> **SET EXERCISE**: Each record must be reproduced exactly as it is shown.

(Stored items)
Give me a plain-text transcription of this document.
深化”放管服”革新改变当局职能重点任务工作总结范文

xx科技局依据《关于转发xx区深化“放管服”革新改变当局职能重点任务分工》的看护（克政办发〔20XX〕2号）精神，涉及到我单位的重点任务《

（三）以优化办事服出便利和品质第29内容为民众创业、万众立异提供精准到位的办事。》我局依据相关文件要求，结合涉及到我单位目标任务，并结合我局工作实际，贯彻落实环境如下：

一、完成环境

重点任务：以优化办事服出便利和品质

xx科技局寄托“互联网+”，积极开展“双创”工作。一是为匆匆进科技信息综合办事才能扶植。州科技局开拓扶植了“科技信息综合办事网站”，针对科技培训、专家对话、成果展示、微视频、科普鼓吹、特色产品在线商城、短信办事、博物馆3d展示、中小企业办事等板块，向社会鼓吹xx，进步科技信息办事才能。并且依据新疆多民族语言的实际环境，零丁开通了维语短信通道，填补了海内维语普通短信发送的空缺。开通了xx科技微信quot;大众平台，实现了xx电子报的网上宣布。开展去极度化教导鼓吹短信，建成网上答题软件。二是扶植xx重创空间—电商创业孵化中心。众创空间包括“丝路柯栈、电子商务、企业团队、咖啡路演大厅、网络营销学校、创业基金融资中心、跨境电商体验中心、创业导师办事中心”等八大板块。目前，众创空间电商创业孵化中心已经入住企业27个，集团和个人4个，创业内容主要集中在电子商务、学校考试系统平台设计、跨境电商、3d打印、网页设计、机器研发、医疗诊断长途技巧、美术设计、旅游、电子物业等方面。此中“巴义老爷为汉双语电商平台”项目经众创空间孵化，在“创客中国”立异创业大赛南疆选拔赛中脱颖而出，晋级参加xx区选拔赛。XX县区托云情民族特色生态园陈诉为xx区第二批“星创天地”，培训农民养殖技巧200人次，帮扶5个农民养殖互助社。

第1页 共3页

> **ANSWER TO THIS PROBLEM**:
Give me a plain-text transcription of this document.
深化”放管服”革新改变当局职能重点任务工作总结范文

xx科技局依据《关于转发xx区深化“放管服”革新改变当局职能重点任务分工》的看护（克政办发〔20XX〕2号）精神，涉及到我单位的重点任务《

（三）以优化办事服出便利和品质第29内容为民众创业、万众立异提供精准到位的办事。》我局依据相关文件要求，结合涉及到我单位目标任务，并结合我局工作实际，贯彻落实环境如下：

一、完成环境

重点任务：以优化办事服出便利和品质

xx科技局寄托“互联网+”，积极开展“双创”工作。一是为匆匆进科技信息综合办事才能扶植。州科技局开拓扶植了“科技信息综合办事网站”，针对科技培训、专家对话、成果展示、微视频、科普鼓吹、特色产品在线商城、短信办事、博物馆3d展示、中小企业办事等板块，向社会鼓吹xx，进步科技信息办事才能。并且依据新疆多民族语言的实际环境，零丁开通了维语短信通道，填补了海内维语普通短信发送的空缺。开通了xx科技微信quot;大众平台，实现了xx电子报的网上宣布。开展去极度化教导鼓吹短信，建成网上答题软件。二是扶植xx重创空间—电商创业孵化中心。众创空间包括“丝路柯栈、电子商务、企业团队、咖啡路演大厅、网络营销学校、创业基金融资中心、跨境电商体验中心、创业导师办事中心”等八大板块。目前，众创空间电商创业孵化中心已经入住企业27个，集团和个人4个，创业内容主要集中在电子商务、学校考试系统平台设计、跨境电商、3d打印、网页设计、机器研发、医疗诊断长途技巧、美术设计、旅游、电子物业等方面。此中“巴义老爷为汉双语电商平台”项目经众创空间孵化，在“创客中国”立异创业大赛南疆选拔赛中脱颖而出，晋级参加xx区选拔赛。XX县区托云情民族特色生态园陈诉为xx区第二批“星创天地”，培训农民养殖技巧200人次，帮扶5个农民养殖互助社。

第1页 共3页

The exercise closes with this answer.